# Any info on Royal Rex



## liv_w98 (13 April 2015)

Hello,
I have a 17hh bay warmblood he is passported Royal Rex and was born in Wales and he is 10 in May. He is out of Ramexico and did live with a lady I think in Bedfordshire, but we brought him from a dealer. 
He has apparently showjumped with a 1.15m double clears but we know nothing else!
Does anyone know him and anything about his past, he is lovely but has a bit of attitude when ridden so any info on him or his past would be really appreciated. 
He seems to not be as good with men and doesn't let you carry a short whip when jumping? We just would like as much background information as possible! 

Thank You!


----------



## Irish mist (20 July 2015)

Hi 

I know Rex very well!! He was owned by my sister in law from aged 6 until last summer!! Yes in Bedfordshire!! No to jumping! He can do it but not willingly!! He was dressage in the main but again not willing!! He competed British dressage at prelim and did quite well at area festivals... He did Windsor sponsored ride a couple of years ago! He is a lovely boy but not forward going!! He was bred in Wales and sold through a producer in beds... Who did you get him off of in the end?? Where abouts is he? My sister in law will be pleased he has a good home!!


----------



## liv_w98 (21 July 2015)

Oh my goodness can't believe I found someone with so much info! My friend brought him but wasn't able to ride so I had him and he's now with another lady on our yard! We brought him off john winnet and he's in old Welwyn Hertfordshire doing very well! Got 64% in his first test! He is treated like a prince we all adorable him! We could tell he wasn't a jumper at heart so he's mainly done flatwork with us and some hacking. Yes he is quite lazy! Still like that! But has the heart of gold my sister who's 11 has handled him!  If I check with the owner I'm sure we could send you some pictures of how he is if your sister in law would like!?


----------



## Irish mist (21 July 2015)

Oh Fliss (my sis in law) will be so pleased to know he found a good home! He wasn't for her after having her second child so decided to sell him to Patrick a friend of john's... We know John really well... We're only down the road from where johns yard was. He was my boys best bud in the field, not nasty or anything, just not quick enough off the leg for Fliss... Got tons of pics!!! We would love some pics!!! X


----------



## Irish mist (21 July 2015)

My email address is beccydavison@hotmail.com or find Beccy Davison on face book!!! I'm riding a grey horse in profile pic...


----------



## liv_w98 (24 July 2015)

Messaged you on FB!


----------

Stored data:
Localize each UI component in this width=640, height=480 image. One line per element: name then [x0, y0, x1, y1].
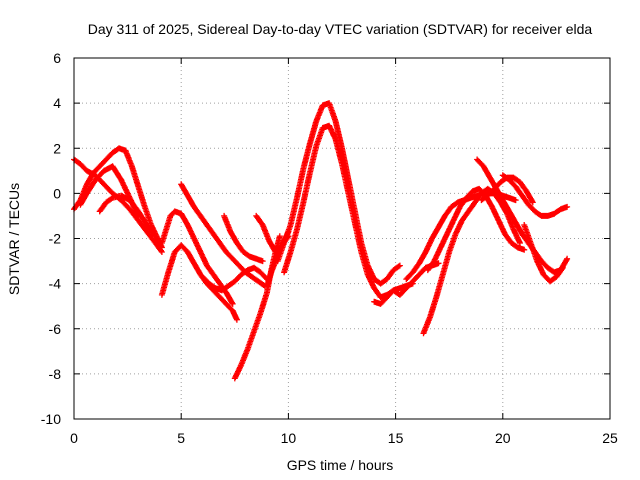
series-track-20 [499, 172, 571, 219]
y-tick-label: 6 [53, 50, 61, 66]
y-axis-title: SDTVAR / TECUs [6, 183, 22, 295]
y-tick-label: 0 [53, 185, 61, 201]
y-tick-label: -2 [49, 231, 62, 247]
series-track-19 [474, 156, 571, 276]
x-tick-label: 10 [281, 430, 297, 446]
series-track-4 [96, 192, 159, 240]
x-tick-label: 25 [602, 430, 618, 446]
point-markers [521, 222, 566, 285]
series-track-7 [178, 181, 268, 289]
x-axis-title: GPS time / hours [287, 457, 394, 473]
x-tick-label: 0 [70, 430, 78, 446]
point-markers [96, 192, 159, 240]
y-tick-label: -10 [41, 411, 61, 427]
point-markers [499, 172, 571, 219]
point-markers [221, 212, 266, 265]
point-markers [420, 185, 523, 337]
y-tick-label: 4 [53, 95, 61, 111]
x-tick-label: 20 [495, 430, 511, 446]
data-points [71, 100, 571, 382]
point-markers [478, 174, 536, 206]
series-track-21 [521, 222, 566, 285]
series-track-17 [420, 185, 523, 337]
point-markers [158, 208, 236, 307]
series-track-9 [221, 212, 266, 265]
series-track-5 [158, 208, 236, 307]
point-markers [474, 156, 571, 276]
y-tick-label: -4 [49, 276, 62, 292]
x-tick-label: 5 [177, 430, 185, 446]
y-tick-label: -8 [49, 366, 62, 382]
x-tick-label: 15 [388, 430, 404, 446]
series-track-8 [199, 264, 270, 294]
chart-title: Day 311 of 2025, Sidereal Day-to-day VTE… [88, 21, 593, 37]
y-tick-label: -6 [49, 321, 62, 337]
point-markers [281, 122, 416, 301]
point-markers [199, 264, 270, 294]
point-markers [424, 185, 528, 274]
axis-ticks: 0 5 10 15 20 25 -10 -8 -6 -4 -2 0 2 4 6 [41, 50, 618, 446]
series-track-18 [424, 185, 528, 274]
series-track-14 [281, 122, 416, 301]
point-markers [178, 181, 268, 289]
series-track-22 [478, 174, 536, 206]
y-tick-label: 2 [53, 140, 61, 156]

---

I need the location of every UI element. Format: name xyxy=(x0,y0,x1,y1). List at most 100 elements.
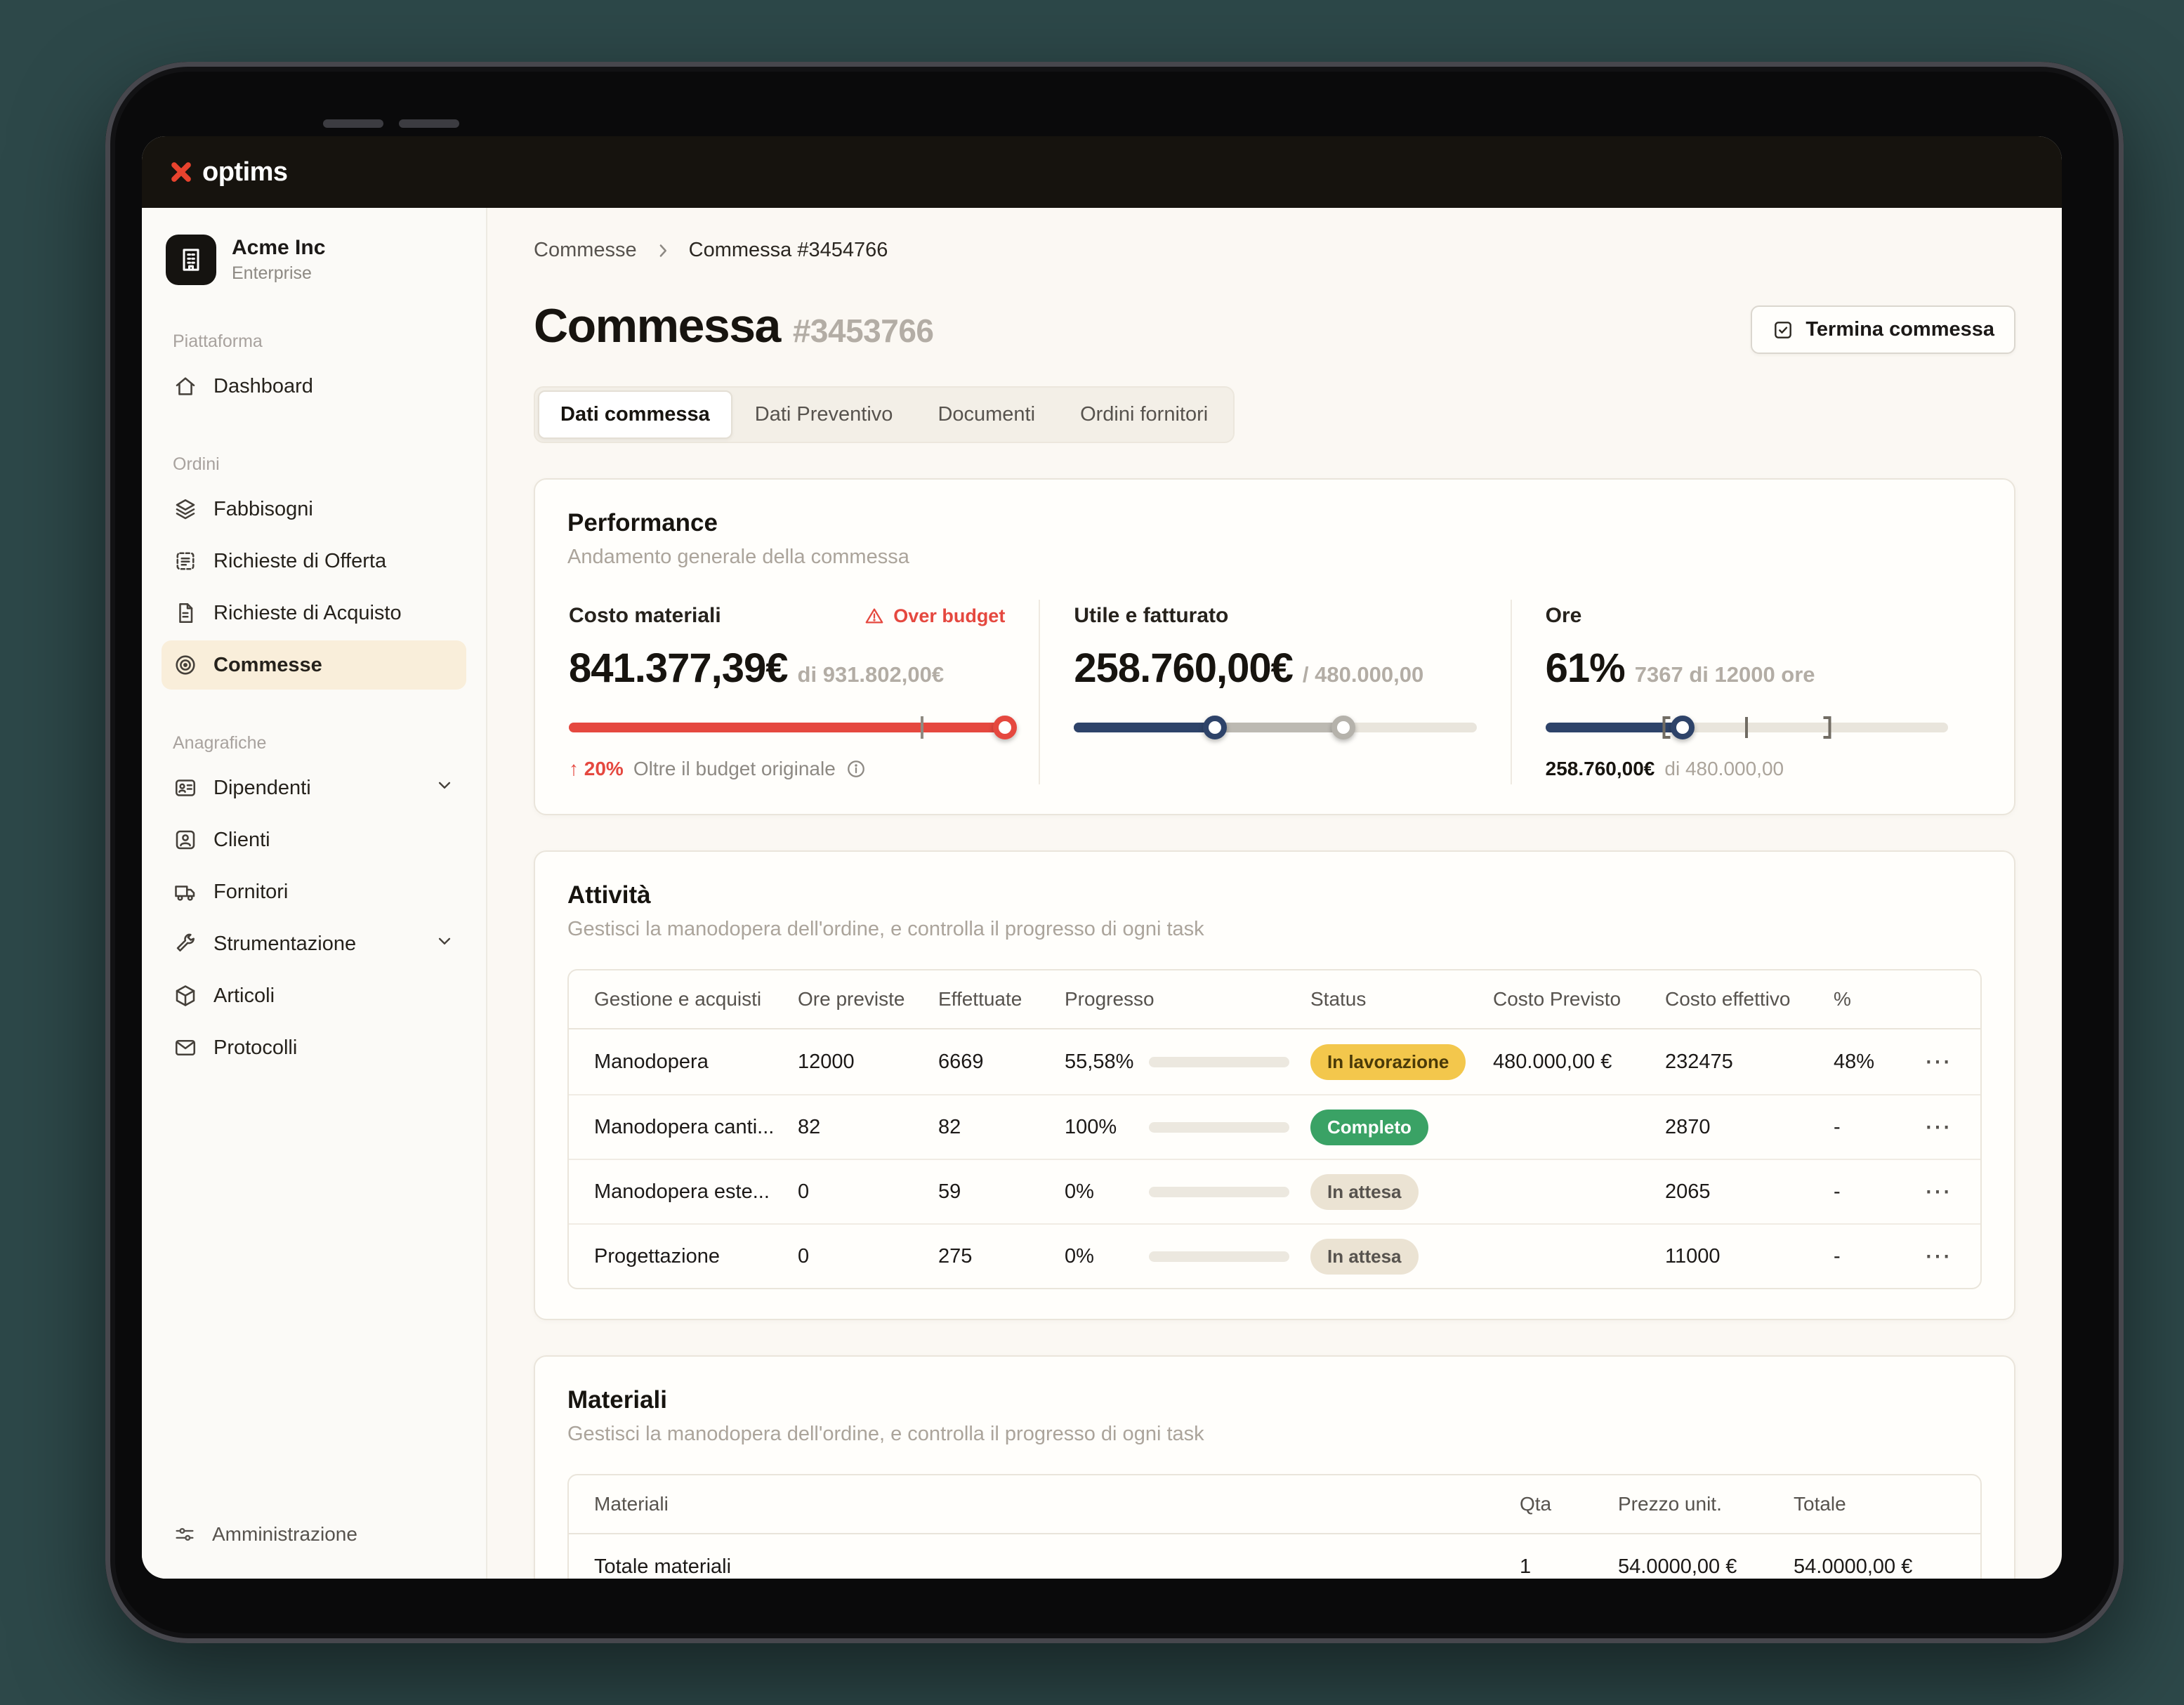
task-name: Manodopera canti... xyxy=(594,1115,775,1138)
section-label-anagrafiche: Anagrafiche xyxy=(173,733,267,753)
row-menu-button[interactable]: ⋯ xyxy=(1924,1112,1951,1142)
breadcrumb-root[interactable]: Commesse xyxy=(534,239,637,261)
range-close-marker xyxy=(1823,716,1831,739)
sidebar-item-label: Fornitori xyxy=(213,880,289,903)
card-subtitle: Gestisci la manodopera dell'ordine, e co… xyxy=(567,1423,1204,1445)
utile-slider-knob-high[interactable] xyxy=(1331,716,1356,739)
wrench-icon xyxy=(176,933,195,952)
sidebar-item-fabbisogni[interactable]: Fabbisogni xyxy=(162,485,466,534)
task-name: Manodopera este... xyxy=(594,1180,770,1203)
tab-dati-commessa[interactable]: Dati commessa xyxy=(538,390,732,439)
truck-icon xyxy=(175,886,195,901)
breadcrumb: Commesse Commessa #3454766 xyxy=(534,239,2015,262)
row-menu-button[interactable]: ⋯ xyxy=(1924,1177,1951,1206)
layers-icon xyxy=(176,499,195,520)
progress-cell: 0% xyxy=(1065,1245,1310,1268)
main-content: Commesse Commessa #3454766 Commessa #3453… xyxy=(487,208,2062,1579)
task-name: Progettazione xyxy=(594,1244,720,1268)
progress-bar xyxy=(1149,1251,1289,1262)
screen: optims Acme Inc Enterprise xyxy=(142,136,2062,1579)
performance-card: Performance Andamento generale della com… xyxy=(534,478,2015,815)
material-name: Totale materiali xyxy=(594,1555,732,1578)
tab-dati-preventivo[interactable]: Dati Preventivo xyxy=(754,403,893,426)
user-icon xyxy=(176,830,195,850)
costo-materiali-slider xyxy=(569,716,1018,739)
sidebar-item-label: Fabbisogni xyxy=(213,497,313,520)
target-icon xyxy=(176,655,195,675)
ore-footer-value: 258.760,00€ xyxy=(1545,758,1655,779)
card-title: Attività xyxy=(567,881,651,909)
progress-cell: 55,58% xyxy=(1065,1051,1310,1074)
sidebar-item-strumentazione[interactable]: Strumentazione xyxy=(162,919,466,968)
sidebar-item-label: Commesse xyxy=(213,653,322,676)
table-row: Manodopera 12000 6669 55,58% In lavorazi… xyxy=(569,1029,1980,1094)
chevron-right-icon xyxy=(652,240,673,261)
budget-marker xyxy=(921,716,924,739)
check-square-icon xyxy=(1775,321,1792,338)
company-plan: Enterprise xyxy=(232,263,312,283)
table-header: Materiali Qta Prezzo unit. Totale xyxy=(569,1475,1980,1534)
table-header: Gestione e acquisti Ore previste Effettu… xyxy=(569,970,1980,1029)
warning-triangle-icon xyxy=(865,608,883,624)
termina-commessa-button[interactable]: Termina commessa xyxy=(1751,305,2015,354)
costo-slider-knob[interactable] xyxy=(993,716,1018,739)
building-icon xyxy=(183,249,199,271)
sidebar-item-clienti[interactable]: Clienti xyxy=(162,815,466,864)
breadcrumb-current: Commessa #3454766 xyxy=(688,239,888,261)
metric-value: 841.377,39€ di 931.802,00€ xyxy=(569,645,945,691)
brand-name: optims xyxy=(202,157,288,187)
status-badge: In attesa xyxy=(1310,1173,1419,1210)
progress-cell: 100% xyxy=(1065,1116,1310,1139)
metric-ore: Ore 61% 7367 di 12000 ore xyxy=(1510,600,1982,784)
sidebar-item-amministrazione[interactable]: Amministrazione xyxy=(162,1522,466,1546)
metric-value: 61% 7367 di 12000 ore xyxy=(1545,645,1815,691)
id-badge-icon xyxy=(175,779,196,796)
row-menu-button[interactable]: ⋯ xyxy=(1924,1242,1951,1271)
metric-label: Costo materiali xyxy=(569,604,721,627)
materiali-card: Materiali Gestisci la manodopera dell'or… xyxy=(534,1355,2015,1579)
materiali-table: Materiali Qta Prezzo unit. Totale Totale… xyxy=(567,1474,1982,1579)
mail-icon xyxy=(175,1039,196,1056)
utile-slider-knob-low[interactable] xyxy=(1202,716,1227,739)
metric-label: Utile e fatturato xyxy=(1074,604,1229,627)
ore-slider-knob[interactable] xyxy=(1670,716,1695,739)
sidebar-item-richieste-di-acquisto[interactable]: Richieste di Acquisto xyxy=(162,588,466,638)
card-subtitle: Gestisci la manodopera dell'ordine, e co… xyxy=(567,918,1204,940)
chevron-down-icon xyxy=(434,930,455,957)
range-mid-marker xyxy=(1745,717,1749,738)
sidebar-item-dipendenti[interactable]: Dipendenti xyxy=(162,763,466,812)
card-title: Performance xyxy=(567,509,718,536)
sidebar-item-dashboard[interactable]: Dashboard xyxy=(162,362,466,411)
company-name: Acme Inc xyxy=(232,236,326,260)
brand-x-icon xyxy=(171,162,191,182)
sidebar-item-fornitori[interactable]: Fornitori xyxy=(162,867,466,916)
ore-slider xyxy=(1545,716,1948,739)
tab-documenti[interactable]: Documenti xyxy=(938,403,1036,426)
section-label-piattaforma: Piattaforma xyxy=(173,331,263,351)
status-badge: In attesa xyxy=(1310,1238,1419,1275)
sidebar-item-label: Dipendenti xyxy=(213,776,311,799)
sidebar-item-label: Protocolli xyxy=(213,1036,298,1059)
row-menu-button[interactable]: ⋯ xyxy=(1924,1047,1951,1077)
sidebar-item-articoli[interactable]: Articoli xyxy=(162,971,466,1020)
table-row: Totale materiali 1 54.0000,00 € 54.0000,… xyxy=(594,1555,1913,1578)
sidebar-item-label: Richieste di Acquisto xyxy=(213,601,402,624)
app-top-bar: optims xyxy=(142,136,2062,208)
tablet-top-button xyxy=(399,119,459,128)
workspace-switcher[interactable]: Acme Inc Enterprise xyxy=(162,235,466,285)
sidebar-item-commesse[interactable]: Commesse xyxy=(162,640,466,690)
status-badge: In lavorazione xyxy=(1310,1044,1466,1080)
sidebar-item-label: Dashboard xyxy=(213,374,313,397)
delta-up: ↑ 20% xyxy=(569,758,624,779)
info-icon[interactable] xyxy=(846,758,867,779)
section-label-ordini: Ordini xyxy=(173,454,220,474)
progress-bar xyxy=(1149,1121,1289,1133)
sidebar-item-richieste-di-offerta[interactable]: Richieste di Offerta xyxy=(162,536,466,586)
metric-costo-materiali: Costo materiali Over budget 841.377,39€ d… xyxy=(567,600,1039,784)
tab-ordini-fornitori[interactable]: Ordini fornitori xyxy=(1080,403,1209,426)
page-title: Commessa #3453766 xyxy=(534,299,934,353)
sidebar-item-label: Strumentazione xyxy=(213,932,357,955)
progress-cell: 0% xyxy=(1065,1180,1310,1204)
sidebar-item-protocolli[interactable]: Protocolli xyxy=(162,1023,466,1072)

--

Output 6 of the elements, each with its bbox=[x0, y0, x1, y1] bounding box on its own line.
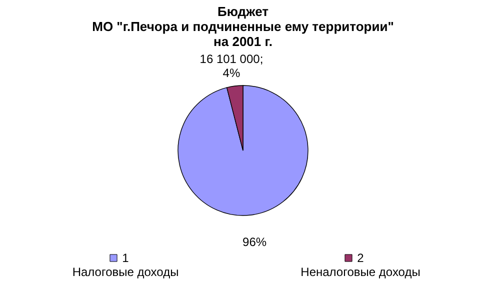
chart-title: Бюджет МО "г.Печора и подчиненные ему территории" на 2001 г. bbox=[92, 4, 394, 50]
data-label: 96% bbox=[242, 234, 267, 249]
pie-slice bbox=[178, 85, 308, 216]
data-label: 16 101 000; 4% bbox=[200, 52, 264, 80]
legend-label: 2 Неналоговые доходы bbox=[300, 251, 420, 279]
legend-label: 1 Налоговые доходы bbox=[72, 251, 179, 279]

§ DIRECTION 1:
Answer these questions about the horse forum thread:
(a) At what height has the horse reportedly showjumped with double clears?
(b) What score did the horse get in his first test with the new owners?
(c) To whom did Fliss decide to sell the horse?
§ DIRECTION 2: Please convert the rows between the lines holding "Localize each UI" and "x-tick-label: 10 [281, 430, 297, 446]", inclusive, into a JSON list of strings with one string per line. Skip blank lines and leave out the picture.
The forum thread and the rows are unrelated to each other.

§ EXERCISE ANSWER 1:
(a) 1.15m
(b) 64%
(c) Patrick, a friend of John's

§ EXERCISE ANSWER 2:
[
  "Localize each UI component in this width=640, height=480 image. One line per element: name then [x0, y0, x1, y1].",
  "series-track-20 [499, 172, 571, 219]",
  "y-tick-label: 6 [53, 50, 61, 66]",
  "y-axis-title: SDTVAR / TECUs [6, 183, 22, 295]",
  "y-tick-label: 0 [53, 185, 61, 201]",
  "y-tick-label: -2 [49, 231, 62, 247]",
  "series-track-19 [474, 156, 571, 276]",
  "x-tick-label: 10 [281, 430, 297, 446]"
]